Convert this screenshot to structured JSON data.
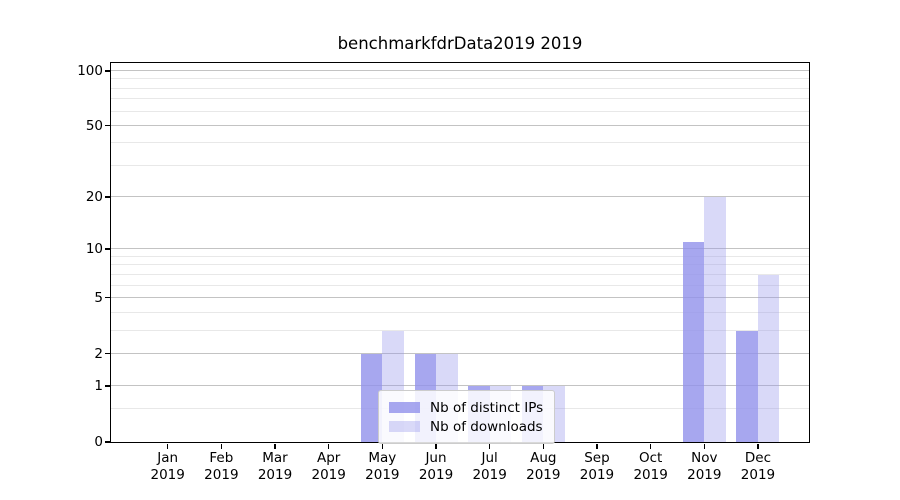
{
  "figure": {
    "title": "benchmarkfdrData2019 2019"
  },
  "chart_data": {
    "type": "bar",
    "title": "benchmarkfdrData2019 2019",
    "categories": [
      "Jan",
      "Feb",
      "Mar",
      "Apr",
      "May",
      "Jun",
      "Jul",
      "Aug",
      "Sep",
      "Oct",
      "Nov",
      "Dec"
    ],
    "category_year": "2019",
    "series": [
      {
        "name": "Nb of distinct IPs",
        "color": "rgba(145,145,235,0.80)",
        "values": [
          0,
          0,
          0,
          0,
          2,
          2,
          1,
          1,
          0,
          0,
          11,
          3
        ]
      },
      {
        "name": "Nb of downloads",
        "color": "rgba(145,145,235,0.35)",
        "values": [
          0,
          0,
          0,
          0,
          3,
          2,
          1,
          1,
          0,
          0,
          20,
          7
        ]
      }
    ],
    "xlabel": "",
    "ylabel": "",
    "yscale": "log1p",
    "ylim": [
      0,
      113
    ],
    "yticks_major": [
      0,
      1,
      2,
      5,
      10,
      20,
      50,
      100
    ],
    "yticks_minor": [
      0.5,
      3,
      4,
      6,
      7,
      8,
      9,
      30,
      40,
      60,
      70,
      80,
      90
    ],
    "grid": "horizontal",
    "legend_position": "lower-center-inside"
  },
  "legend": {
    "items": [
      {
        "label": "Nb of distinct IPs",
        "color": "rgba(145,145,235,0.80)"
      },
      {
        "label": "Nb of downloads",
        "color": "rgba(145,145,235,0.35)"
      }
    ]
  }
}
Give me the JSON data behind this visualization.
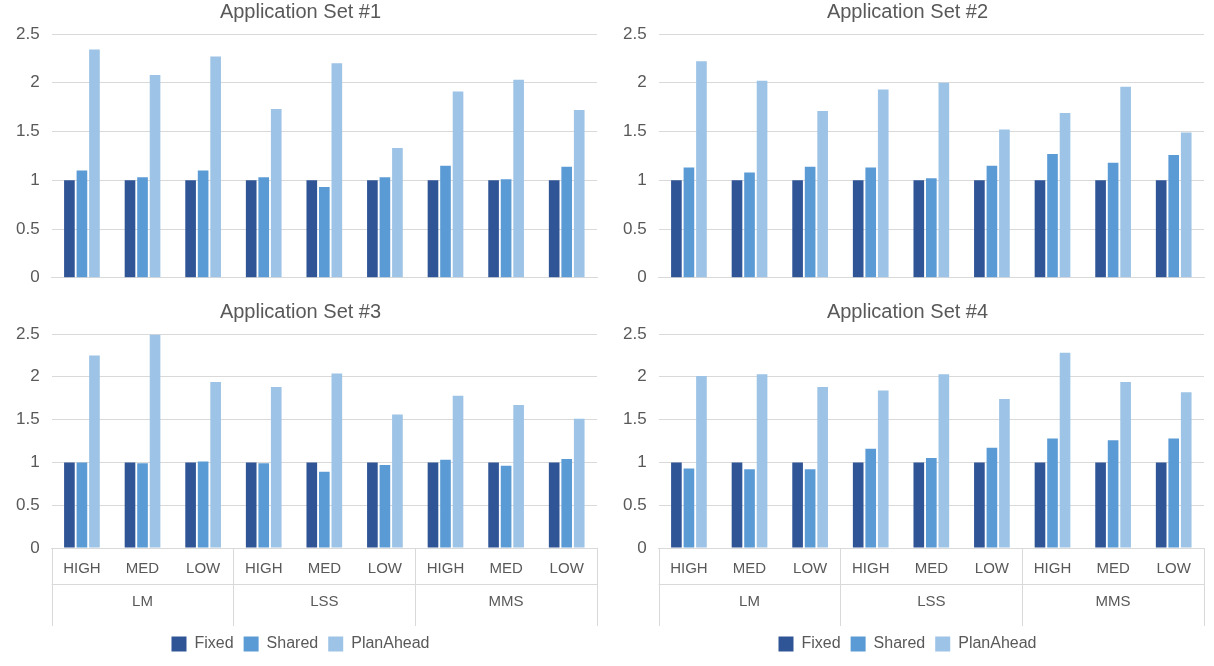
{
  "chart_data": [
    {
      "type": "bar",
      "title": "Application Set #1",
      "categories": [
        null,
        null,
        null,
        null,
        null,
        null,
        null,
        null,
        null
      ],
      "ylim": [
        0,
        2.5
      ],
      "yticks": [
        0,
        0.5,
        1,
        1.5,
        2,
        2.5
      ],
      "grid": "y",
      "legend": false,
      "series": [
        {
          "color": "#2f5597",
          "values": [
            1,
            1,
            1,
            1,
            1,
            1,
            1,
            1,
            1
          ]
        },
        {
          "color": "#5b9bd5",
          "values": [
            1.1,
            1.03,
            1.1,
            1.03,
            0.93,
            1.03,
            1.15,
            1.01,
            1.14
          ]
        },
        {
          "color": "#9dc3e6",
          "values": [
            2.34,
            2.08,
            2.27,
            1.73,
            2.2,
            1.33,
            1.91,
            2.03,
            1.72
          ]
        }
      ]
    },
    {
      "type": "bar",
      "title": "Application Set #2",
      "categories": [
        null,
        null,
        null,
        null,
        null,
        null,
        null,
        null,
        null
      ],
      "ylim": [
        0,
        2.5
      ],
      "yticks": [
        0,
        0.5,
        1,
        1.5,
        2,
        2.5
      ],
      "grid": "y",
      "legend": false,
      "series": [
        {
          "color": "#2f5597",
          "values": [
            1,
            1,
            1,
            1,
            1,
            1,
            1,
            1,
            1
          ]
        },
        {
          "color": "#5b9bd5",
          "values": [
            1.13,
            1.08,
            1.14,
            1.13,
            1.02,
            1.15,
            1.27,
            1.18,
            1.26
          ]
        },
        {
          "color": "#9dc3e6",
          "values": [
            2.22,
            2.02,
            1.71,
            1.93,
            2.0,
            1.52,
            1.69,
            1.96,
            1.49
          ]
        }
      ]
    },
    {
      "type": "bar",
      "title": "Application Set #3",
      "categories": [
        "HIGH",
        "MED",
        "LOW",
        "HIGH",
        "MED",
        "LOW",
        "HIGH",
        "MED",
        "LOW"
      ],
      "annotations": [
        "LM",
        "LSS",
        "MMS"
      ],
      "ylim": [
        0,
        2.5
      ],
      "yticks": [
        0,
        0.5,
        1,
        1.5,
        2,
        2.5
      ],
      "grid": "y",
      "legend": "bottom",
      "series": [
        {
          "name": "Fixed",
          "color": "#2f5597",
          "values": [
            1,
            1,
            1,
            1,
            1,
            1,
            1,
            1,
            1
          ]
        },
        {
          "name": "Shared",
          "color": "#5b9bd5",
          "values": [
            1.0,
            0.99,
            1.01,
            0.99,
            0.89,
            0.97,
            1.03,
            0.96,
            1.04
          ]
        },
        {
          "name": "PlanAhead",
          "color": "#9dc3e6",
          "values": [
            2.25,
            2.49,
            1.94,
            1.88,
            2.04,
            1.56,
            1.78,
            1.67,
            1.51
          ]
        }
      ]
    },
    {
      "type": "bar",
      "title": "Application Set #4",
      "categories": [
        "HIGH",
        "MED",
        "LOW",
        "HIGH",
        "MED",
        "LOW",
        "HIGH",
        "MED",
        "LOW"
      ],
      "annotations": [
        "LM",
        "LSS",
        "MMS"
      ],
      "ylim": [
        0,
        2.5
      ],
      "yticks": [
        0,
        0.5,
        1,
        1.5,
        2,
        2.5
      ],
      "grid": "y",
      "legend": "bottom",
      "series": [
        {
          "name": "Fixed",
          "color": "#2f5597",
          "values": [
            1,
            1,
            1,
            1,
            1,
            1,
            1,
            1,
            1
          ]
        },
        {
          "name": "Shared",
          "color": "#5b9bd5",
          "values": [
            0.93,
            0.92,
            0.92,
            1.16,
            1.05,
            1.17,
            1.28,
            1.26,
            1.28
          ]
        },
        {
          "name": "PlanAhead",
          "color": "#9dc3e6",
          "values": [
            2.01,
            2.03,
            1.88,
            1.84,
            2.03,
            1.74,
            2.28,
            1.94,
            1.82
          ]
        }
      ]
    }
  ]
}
::::::::
▶ TASK TO COMPLETE: List the lines of the material in which the word "distinct" occurs.

▶ WORKED ANSWER:
        "name": "Nb of distinct IPs",
        "label": "Nb of distinct IPs",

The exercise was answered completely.